--- START OF Dataset extract ---

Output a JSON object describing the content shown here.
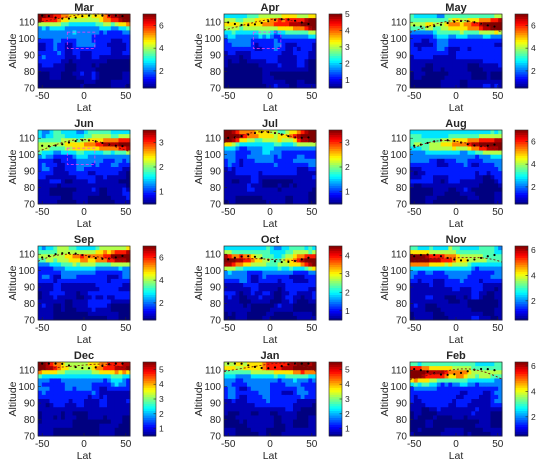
{
  "chart_data": [
    {
      "type": "heatmap",
      "title": "Mar",
      "xlabel": "Lat",
      "ylabel": "Altitude",
      "xlim": [
        -55,
        55
      ],
      "ylim": [
        70,
        115
      ],
      "xticks": [
        -50,
        0,
        50
      ],
      "yticks": [
        70,
        80,
        90,
        100,
        110
      ],
      "colorbar": {
        "min": 0.5,
        "max": 7,
        "ticks": [
          2,
          4,
          6
        ]
      },
      "peak_altitude": 113,
      "peak_value": 6.5,
      "peak_side": "both",
      "rings": [
        "dotted",
        "magenta"
      ]
    },
    {
      "type": "heatmap",
      "title": "Apr",
      "xlabel": "Lat",
      "ylabel": "Altitude",
      "xlim": [
        -55,
        55
      ],
      "ylim": [
        70,
        115
      ],
      "xticks": [
        -50,
        0,
        50
      ],
      "yticks": [
        70,
        80,
        90,
        100,
        110
      ],
      "colorbar": {
        "min": 0.5,
        "max": 5,
        "ticks": [
          1,
          2,
          3,
          4,
          5
        ]
      },
      "peak_altitude": 109,
      "peak_value": 5,
      "peak_side": "north",
      "rings": [
        "dotted",
        "magenta"
      ]
    },
    {
      "type": "heatmap",
      "title": "May",
      "xlabel": "Lat",
      "ylabel": "Altitude",
      "xlim": [
        -55,
        55
      ],
      "ylim": [
        70,
        115
      ],
      "xticks": [
        -50,
        0,
        50
      ],
      "yticks": [
        70,
        80,
        90,
        100,
        110
      ],
      "colorbar": {
        "min": 0.5,
        "max": 7,
        "ticks": [
          2,
          4,
          6
        ]
      },
      "peak_altitude": 108,
      "peak_value": 6.5,
      "peak_side": "north",
      "rings": [
        "dotted"
      ]
    },
    {
      "type": "heatmap",
      "title": "Jun",
      "xlabel": "Lat",
      "ylabel": "Altitude",
      "xlim": [
        -55,
        55
      ],
      "ylim": [
        70,
        115
      ],
      "xticks": [
        -50,
        0,
        50
      ],
      "yticks": [
        70,
        80,
        90,
        100,
        110
      ],
      "colorbar": {
        "min": 0.5,
        "max": 3.5,
        "ticks": [
          1,
          2,
          3
        ]
      },
      "peak_altitude": 106,
      "peak_value": 3.5,
      "peak_side": "north",
      "rings": [
        "dotted",
        "magenta"
      ]
    },
    {
      "type": "heatmap",
      "title": "Jul",
      "xlabel": "Lat",
      "ylabel": "Altitude",
      "xlim": [
        -55,
        55
      ],
      "ylim": [
        70,
        115
      ],
      "xticks": [
        -50,
        0,
        50
      ],
      "yticks": [
        70,
        80,
        90,
        100,
        110
      ],
      "colorbar": {
        "min": 0.5,
        "max": 3.5,
        "ticks": [
          1,
          2,
          3
        ]
      },
      "peak_altitude": 111,
      "peak_value": 3.5,
      "peak_side": "both",
      "rings": [
        "dotted"
      ]
    },
    {
      "type": "heatmap",
      "title": "Aug",
      "xlabel": "Lat",
      "ylabel": "Altitude",
      "xlim": [
        -55,
        55
      ],
      "ylim": [
        70,
        115
      ],
      "xticks": [
        -50,
        0,
        50
      ],
      "yticks": [
        70,
        80,
        90,
        100,
        110
      ],
      "colorbar": {
        "min": 0.5,
        "max": 7,
        "ticks": [
          2,
          4,
          6
        ]
      },
      "peak_altitude": 106,
      "peak_value": 6.5,
      "peak_side": "north",
      "rings": [
        "dotted"
      ]
    },
    {
      "type": "heatmap",
      "title": "Sep",
      "xlabel": "Lat",
      "ylabel": "Altitude",
      "xlim": [
        -55,
        55
      ],
      "ylim": [
        70,
        115
      ],
      "xticks": [
        -50,
        0,
        50
      ],
      "yticks": [
        70,
        80,
        90,
        100,
        110
      ],
      "colorbar": {
        "min": 0.5,
        "max": 7,
        "ticks": [
          2,
          4,
          6
        ]
      },
      "peak_altitude": 108,
      "peak_value": 6.5,
      "peak_side": "north",
      "rings": [
        "dotted"
      ]
    },
    {
      "type": "heatmap",
      "title": "Oct",
      "xlabel": "Lat",
      "ylabel": "Altitude",
      "xlim": [
        -55,
        55
      ],
      "ylim": [
        70,
        115
      ],
      "xticks": [
        -50,
        0,
        50
      ],
      "yticks": [
        70,
        80,
        90,
        100,
        110
      ],
      "colorbar": {
        "min": 0.5,
        "max": 4.5,
        "ticks": [
          1,
          2,
          3,
          4
        ]
      },
      "peak_altitude": 106,
      "peak_value": 4.5,
      "peak_side": "both",
      "rings": [
        "dotted"
      ]
    },
    {
      "type": "heatmap",
      "title": "Nov",
      "xlabel": "Lat",
      "ylabel": "Altitude",
      "xlim": [
        -55,
        55
      ],
      "ylim": [
        70,
        115
      ],
      "xticks": [
        -50,
        0,
        50
      ],
      "yticks": [
        70,
        80,
        90,
        100,
        110
      ],
      "colorbar": {
        "min": 0.5,
        "max": 6.3,
        "ticks": [
          2,
          4,
          6
        ]
      },
      "peak_altitude": 107,
      "peak_value": 6,
      "peak_side": "south",
      "rings": [
        "dotted"
      ]
    },
    {
      "type": "heatmap",
      "title": "Dec",
      "xlabel": "Lat",
      "ylabel": "Altitude",
      "xlim": [
        -55,
        55
      ],
      "ylim": [
        70,
        115
      ],
      "xticks": [
        -50,
        0,
        50
      ],
      "yticks": [
        70,
        80,
        90,
        100,
        110
      ],
      "colorbar": {
        "min": 0.5,
        "max": 5.5,
        "ticks": [
          1,
          2,
          3,
          4,
          5
        ]
      },
      "peak_altitude": 112,
      "peak_value": 5,
      "peak_side": "both",
      "rings": [
        "dotted"
      ]
    },
    {
      "type": "heatmap",
      "title": "Jan",
      "xlabel": "Lat",
      "ylabel": "Altitude",
      "xlim": [
        -55,
        55
      ],
      "ylim": [
        70,
        115
      ],
      "xticks": [
        -50,
        0,
        50
      ],
      "yticks": [
        70,
        80,
        90,
        100,
        110
      ],
      "colorbar": {
        "min": 0.5,
        "max": 5.5,
        "ticks": [
          1,
          2,
          3,
          4,
          5
        ]
      },
      "peak_altitude": 112,
      "peak_value": 5,
      "peak_side": "north",
      "rings": [
        "dotted"
      ]
    },
    {
      "type": "heatmap",
      "title": "Feb",
      "xlabel": "Lat",
      "ylabel": "Altitude",
      "xlim": [
        -55,
        55
      ],
      "ylim": [
        70,
        115
      ],
      "xticks": [
        -50,
        0,
        50
      ],
      "yticks": [
        70,
        80,
        90,
        100,
        110
      ],
      "colorbar": {
        "min": 0.5,
        "max": 6.3,
        "ticks": [
          2,
          4,
          6
        ]
      },
      "peak_altitude": 108,
      "peak_value": 6,
      "peak_side": "south",
      "rings": [
        "dotted"
      ]
    }
  ],
  "colors": {
    "colormap": "jet",
    "marker_dots": "#000000",
    "dashed_curve": "#7a1010",
    "ring_magenta": "#ff3cf0",
    "axes_text": "#262626"
  }
}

--- END OF Dataset extract ---

#### Request
Write out the listing above again, exactly, but with no pictures in the copy.

#### Response
Output a JSON object describing the content shown here.
{
  "chart_data": [
    {
      "type": "heatmap",
      "title": "Mar",
      "xlabel": "Lat",
      "ylabel": "Altitude",
      "xlim": [
        -55,
        55
      ],
      "ylim": [
        70,
        115
      ],
      "xticks": [
        -50,
        0,
        50
      ],
      "yticks": [
        70,
        80,
        90,
        100,
        110
      ],
      "colorbar": {
        "min": 0.5,
        "max": 7,
        "ticks": [
          2,
          4,
          6
        ]
      },
      "peak_altitude": 113,
      "peak_value": 6.5,
      "peak_side": "both",
      "rings": [
        "dotted",
        "magenta"
      ]
    },
    {
      "type": "heatmap",
      "title": "Apr",
      "xlabel": "Lat",
      "ylabel": "Altitude",
      "xlim": [
        -55,
        55
      ],
      "ylim": [
        70,
        115
      ],
      "xticks": [
        -50,
        0,
        50
      ],
      "yticks": [
        70,
        80,
        90,
        100,
        110
      ],
      "colorbar": {
        "min": 0.5,
        "max": 5,
        "ticks": [
          1,
          2,
          3,
          4,
          5
        ]
      },
      "peak_altitude": 109,
      "peak_value": 5,
      "peak_side": "north",
      "rings": [
        "dotted",
        "magenta"
      ]
    },
    {
      "type": "heatmap",
      "title": "May",
      "xlabel": "Lat",
      "ylabel": "Altitude",
      "xlim": [
        -55,
        55
      ],
      "ylim": [
        70,
        115
      ],
      "xticks": [
        -50,
        0,
        50
      ],
      "yticks": [
        70,
        80,
        90,
        100,
        110
      ],
      "colorbar": {
        "min": 0.5,
        "max": 7,
        "ticks": [
          2,
          4,
          6
        ]
      },
      "peak_altitude": 108,
      "peak_value": 6.5,
      "peak_side": "north",
      "rings": [
        "dotted"
      ]
    },
    {
      "type": "heatmap",
      "title": "Jun",
      "xlabel": "Lat",
      "ylabel": "Altitude",
      "xlim": [
        -55,
        55
      ],
      "ylim": [
        70,
        115
      ],
      "xticks": [
        -50,
        0,
        50
      ],
      "yticks": [
        70,
        80,
        90,
        100,
        110
      ],
      "colorbar": {
        "min": 0.5,
        "max": 3.5,
        "ticks": [
          1,
          2,
          3
        ]
      },
      "peak_altitude": 106,
      "peak_value": 3.5,
      "peak_side": "north",
      "rings": [
        "dotted",
        "magenta"
      ]
    },
    {
      "type": "heatmap",
      "title": "Jul",
      "xlabel": "Lat",
      "ylabel": "Altitude",
      "xlim": [
        -55,
        55
      ],
      "ylim": [
        70,
        115
      ],
      "xticks": [
        -50,
        0,
        50
      ],
      "yticks": [
        70,
        80,
        90,
        100,
        110
      ],
      "colorbar": {
        "min": 0.5,
        "max": 3.5,
        "ticks": [
          1,
          2,
          3
        ]
      },
      "peak_altitude": 111,
      "peak_value": 3.5,
      "peak_side": "both",
      "rings": [
        "dotted"
      ]
    },
    {
      "type": "heatmap",
      "title": "Aug",
      "xlabel": "Lat",
      "ylabel": "Altitude",
      "xlim": [
        -55,
        55
      ],
      "ylim": [
        70,
        115
      ],
      "xticks": [
        -50,
        0,
        50
      ],
      "yticks": [
        70,
        80,
        90,
        100,
        110
      ],
      "colorbar": {
        "min": 0.5,
        "max": 7,
        "ticks": [
          2,
          4,
          6
        ]
      },
      "peak_altitude": 106,
      "peak_value": 6.5,
      "peak_side": "north",
      "rings": [
        "dotted"
      ]
    },
    {
      "type": "heatmap",
      "title": "Sep",
      "xlabel": "Lat",
      "ylabel": "Altitude",
      "xlim": [
        -55,
        55
      ],
      "ylim": [
        70,
        115
      ],
      "xticks": [
        -50,
        0,
        50
      ],
      "yticks": [
        70,
        80,
        90,
        100,
        110
      ],
      "colorbar": {
        "min": 0.5,
        "max": 7,
        "ticks": [
          2,
          4,
          6
        ]
      },
      "peak_altitude": 108,
      "peak_value": 6.5,
      "peak_side": "north",
      "rings": [
        "dotted"
      ]
    },
    {
      "type": "heatmap",
      "title": "Oct",
      "xlabel": "Lat",
      "ylabel": "Altitude",
      "xlim": [
        -55,
        55
      ],
      "ylim": [
        70,
        115
      ],
      "xticks": [
        -50,
        0,
        50
      ],
      "yticks": [
        70,
        80,
        90,
        100,
        110
      ],
      "colorbar": {
        "min": 0.5,
        "max": 4.5,
        "ticks": [
          1,
          2,
          3,
          4
        ]
      },
      "peak_altitude": 106,
      "peak_value": 4.5,
      "peak_side": "both",
      "rings": [
        "dotted"
      ]
    },
    {
      "type": "heatmap",
      "title": "Nov",
      "xlabel": "Lat",
      "ylabel": "Altitude",
      "xlim": [
        -55,
        55
      ],
      "ylim": [
        70,
        115
      ],
      "xticks": [
        -50,
        0,
        50
      ],
      "yticks": [
        70,
        80,
        90,
        100,
        110
      ],
      "colorbar": {
        "min": 0.5,
        "max": 6.3,
        "ticks": [
          2,
          4,
          6
        ]
      },
      "peak_altitude": 107,
      "peak_value": 6,
      "peak_side": "south",
      "rings": [
        "dotted"
      ]
    },
    {
      "type": "heatmap",
      "title": "Dec",
      "xlabel": "Lat",
      "ylabel": "Altitude",
      "xlim": [
        -55,
        55
      ],
      "ylim": [
        70,
        115
      ],
      "xticks": [
        -50,
        0,
        50
      ],
      "yticks": [
        70,
        80,
        90,
        100,
        110
      ],
      "colorbar": {
        "min": 0.5,
        "max": 5.5,
        "ticks": [
          1,
          2,
          3,
          4,
          5
        ]
      },
      "peak_altitude": 112,
      "peak_value": 5,
      "peak_side": "both",
      "rings": [
        "dotted"
      ]
    },
    {
      "type": "heatmap",
      "title": "Jan",
      "xlabel": "Lat",
      "ylabel": "Altitude",
      "xlim": [
        -55,
        55
      ],
      "ylim": [
        70,
        115
      ],
      "xticks": [
        -50,
        0,
        50
      ],
      "yticks": [
        70,
        80,
        90,
        100,
        110
      ],
      "colorbar": {
        "min": 0.5,
        "max": 5.5,
        "ticks": [
          1,
          2,
          3,
          4,
          5
        ]
      },
      "peak_altitude": 112,
      "peak_value": 5,
      "peak_side": "north",
      "rings": [
        "dotted"
      ]
    },
    {
      "type": "heatmap",
      "title": "Feb",
      "xlabel": "Lat",
      "ylabel": "Altitude",
      "xlim": [
        -55,
        55
      ],
      "ylim": [
        70,
        115
      ],
      "xticks": [
        -50,
        0,
        50
      ],
      "yticks": [
        70,
        80,
        90,
        100,
        110
      ],
      "colorbar": {
        "min": 0.5,
        "max": 6.3,
        "ticks": [
          2,
          4,
          6
        ]
      },
      "peak_altitude": 108,
      "peak_value": 6,
      "peak_side": "south",
      "rings": [
        "dotted"
      ]
    }
  ],
  "colors": {
    "colormap": "jet",
    "marker_dots": "#000000",
    "dashed_curve": "#7a1010",
    "ring_magenta": "#ff3cf0",
    "axes_text": "#262626"
  }
}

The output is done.